▼

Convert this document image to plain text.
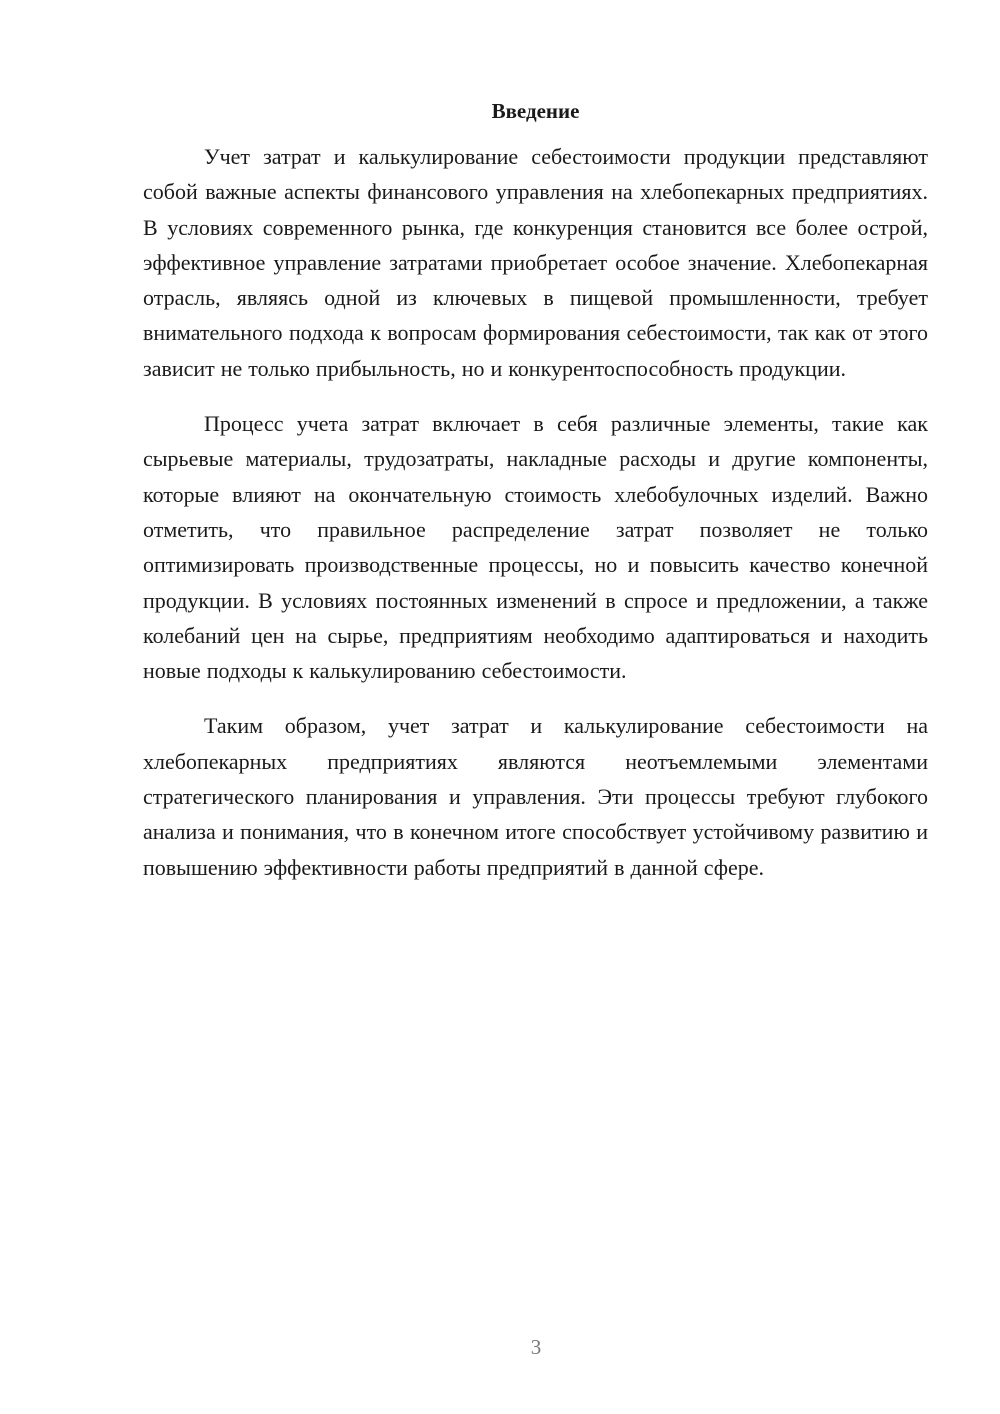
Введение

Учет затрат и калькулирование себестоимости продукции представляют собой важные аспекты финансового управления на хлебопекарных предприятиях. В условиях современного рынка, где конкуренция становится все более острой, эффективное управление затратами приобретает особое значение. Хлебопекарная отрасль, являясь одной из ключевых в пищевой промышленности, требует внимательного подхода к вопросам формирования себестоимости, так как от этого зависит не только прибыльность, но и конкурентоспособность продукции.

Процесс учета затрат включает в себя различные элементы, такие как сырьевые материалы, трудозатраты, накладные расходы и другие компоненты, которые влияют на окончательную стоимость хлебобулочных изделий. Важно отметить, что правильное распределение затрат позволяет не только оптимизировать производственные процессы, но и повысить качество конечной продукции. В условиях постоянных изменений в спросе и предложении, а также колебаний цен на сырье, предприятиям необходимо адаптироваться и находить новые подходы к калькулированию себестоимости.

Таким образом, учет затрат и калькулирование себестоимости на хлебопекарных предприятиях являются неотъемлемыми элементами стратегического планирования и управления. Эти процессы требуют глубокого анализа и понимания, что в конечном итоге способствует устойчивому развитию и повышению эффективности работы предприятий в данной сфере.

3
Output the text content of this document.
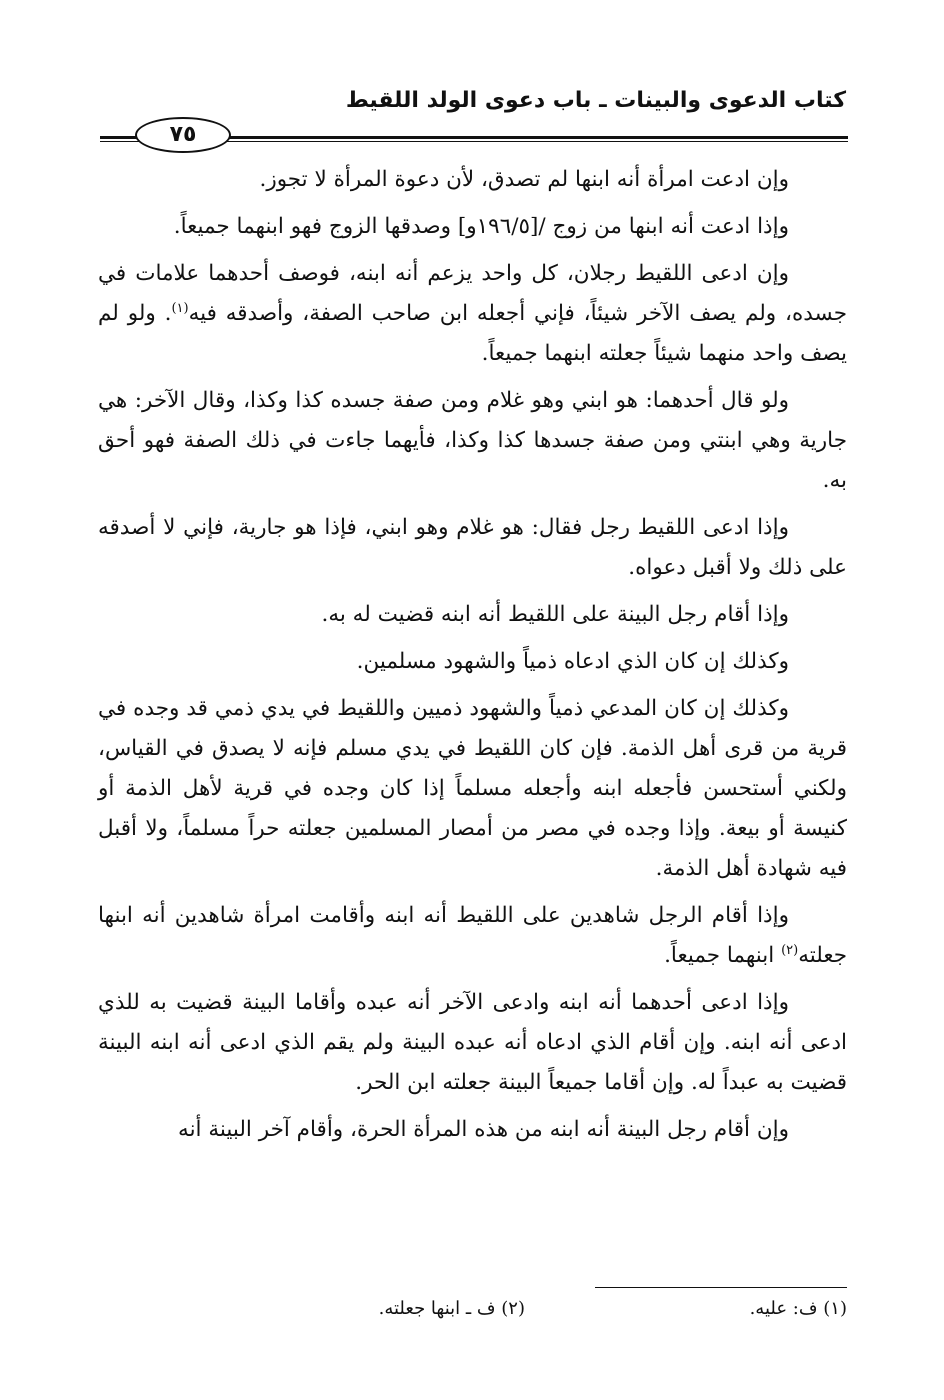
كتاب الدعوى والبينات ـ باب دعوى الولد اللقيط
٧٥

وإن ادعت امرأة أنه ابنها لم تصدق، لأن دعوة المرأة لا تجوز.

وإذا ادعت أنه ابنها من زوج /[١٩٦/٥و] وصدقها الزوج فهو ابنهما جميعاً.

وإن ادعى اللقيط رجلان، كل واحد يزعم أنه ابنه، فوصف أحدهما علامات في جسده، ولم يصف الآخر شيئاً، فإني أجعله ابن صاحب الصفة، وأصدقه فيه$^{(١)}$. ولو لم يصف واحد منهما شيئاً جعلته ابنهما جميعاً.

ولو قال أحدهما: هو ابني وهو غلام ومن صفة جسده كذا وكذا، وقال الآخر: هي جارية وهي ابنتي ومن صفة جسدها كذا وكذا، فأيهما جاءت في ذلك الصفة فهو أحق به.

وإذا ادعى اللقيط رجل فقال: هو غلام وهو ابني، فإذا هو جارية، فإني لا أصدقه على ذلك ولا أقبل دعواه.

وإذا أقام رجل البينة على اللقيط أنه ابنه قضيت له به.

وكذلك إن كان الذي ادعاه ذمياً والشهود مسلمين.

وكذلك إن كان المدعي ذمياً والشهود ذميين واللقيط في يدي ذمي قد وجده في قرية من قرى أهل الذمة. فإن كان اللقيط في يدي مسلم فإنه لا يصدق في القياس، ولكني أستحسن فأجعله ابنه وأجعله مسلماً إذا كان وجده في قرية لأهل الذمة أو كنيسة أو بيعة. وإذا وجده في مصر من أمصار المسلمين جعلته حراً مسلماً، ولا أقبل فيه شهادة أهل الذمة.

وإذا أقام الرجل شاهدين على اللقيط أنه ابنه وأقامت امرأة شاهدين أنه ابنها جعلته$^{(٢)}$ ابنهما جميعاً.

وإذا ادعى أحدهما أنه ابنه وادعى الآخر أنه عبده وأقاما البينة قضيت به للذي ادعى أنه ابنه. وإن أقام الذي ادعاه أنه عبده البينة ولم يقم الذي ادعى أنه ابنه البينة قضيت به عبداً له. وإن أقاما جميعاً البينة جعلته ابن الحر.

وإن أقام رجل البينة أنه ابنه من هذه المرأة الحرة، وأقام آخر البينة أنه

(١) ف: عليه.
(٢) ف ـ ابنها جعلته.
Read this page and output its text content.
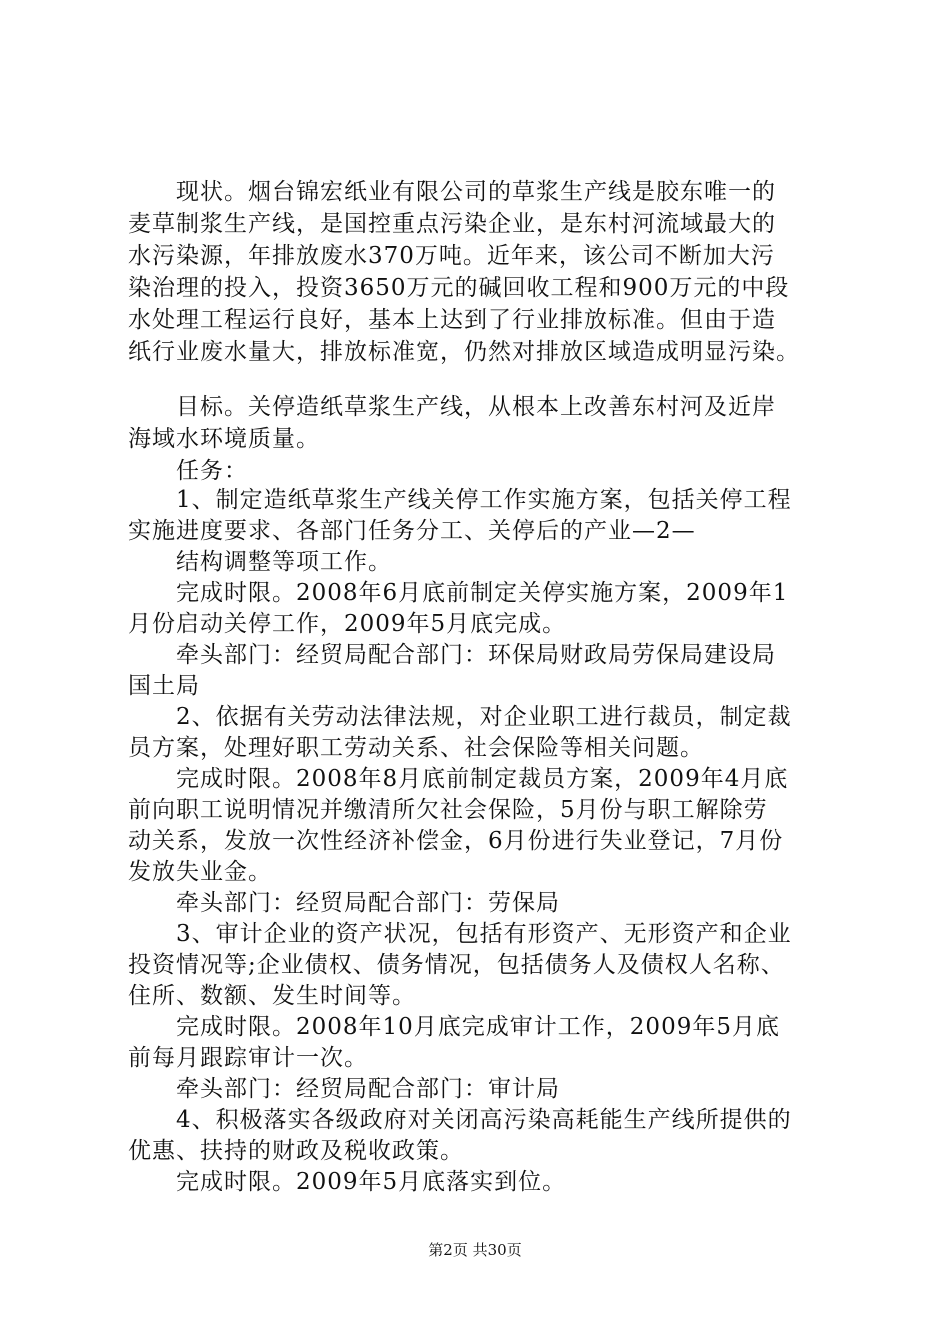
　　现状。烟台锦宏纸业有限公司的草浆生产线是胶东唯一的
麦草制浆生产线，是国控重点污染企业，是东村河流域最大的
水污染源，年排放废水370万吨。近年来，该公司不断加大污
染治理的投入，投资3650万元的碱回收工程和900万元的中段
水处理工程运行良好，基本上达到了行业排放标准。但由于造
纸行业废水量大，排放标准宽，仍然对排放区域造成明显污染。
　　目标。关停造纸草浆生产线，从根本上改善东村河及近岸
海域水环境质量。
　　任务：
　　1、制定造纸草浆生产线关停工作实施方案，包括关停工程
实施进度要求、各部门任务分工、关停后的产业—2—
　　结构调整等项工作。
　　完成时限。2008年6月底前制定关停实施方案，2009年1
月份启动关停工作，2009年5月底完成。
　　牵头部门：经贸局配合部门：环保局财政局劳保局建设局
国土局
　　2、依据有关劳动法律法规，对企业职工进行裁员，制定裁
员方案，处理好职工劳动关系、社会保险等相关问题。
　　完成时限。2008年8月底前制定裁员方案，2009年4月底
前向职工说明情况并缴清所欠社会保险，5月份与职工解除劳
动关系，发放一次性经济补偿金，6月份进行失业登记，7月份
发放失业金。
　　牵头部门：经贸局配合部门：劳保局
　　3、审计企业的资产状况，包括有形资产、无形资产和企业
投资情况等;企业债权、债务情况，包括债务人及债权人名称、
住所、数额、发生时间等。
　　完成时限。2008年10月底完成审计工作，2009年5月底
前每月跟踪审计一次。
　　牵头部门：经贸局配合部门：审计局
　　4、积极落实各级政府对关闭高污染高耗能生产线所提供的
优惠、扶持的财政及税收政策。
　　完成时限。2009年5月底落实到位。
第2页 共30页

▲

--- TASK PROMPT ---
Copy, from the material above, each line in which the string "предприятиях" occurs.

--- SOLUTION FOR THIS EXERCISE ---
Учет затрат и калькулирование себестоимости продукции представляют собой важные аспекты финансового управления на хлебопекарных предприятиях. В условиях современного рынка, где конкуренция становится все более острой, эффективное управление затратами приобретает особое значение. Хлебопекарная отрасль, являясь одной из ключевых в пищевой промышленности, требует внимательного подхода к вопросам формирования себестоимости, так как от этого зависит не только прибыльность, но и конкурентоспособность продукции.
Таким образом, учет затрат и калькулирование себестоимости на хлебопекарных предприятиях являются неотъемлемыми элементами стратегического планирования и управления. Эти процессы требуют глубокого анализа и понимания, что в конечном итоге способствует устойчивому развитию и повышению эффективности работы предприятий в данной сфере.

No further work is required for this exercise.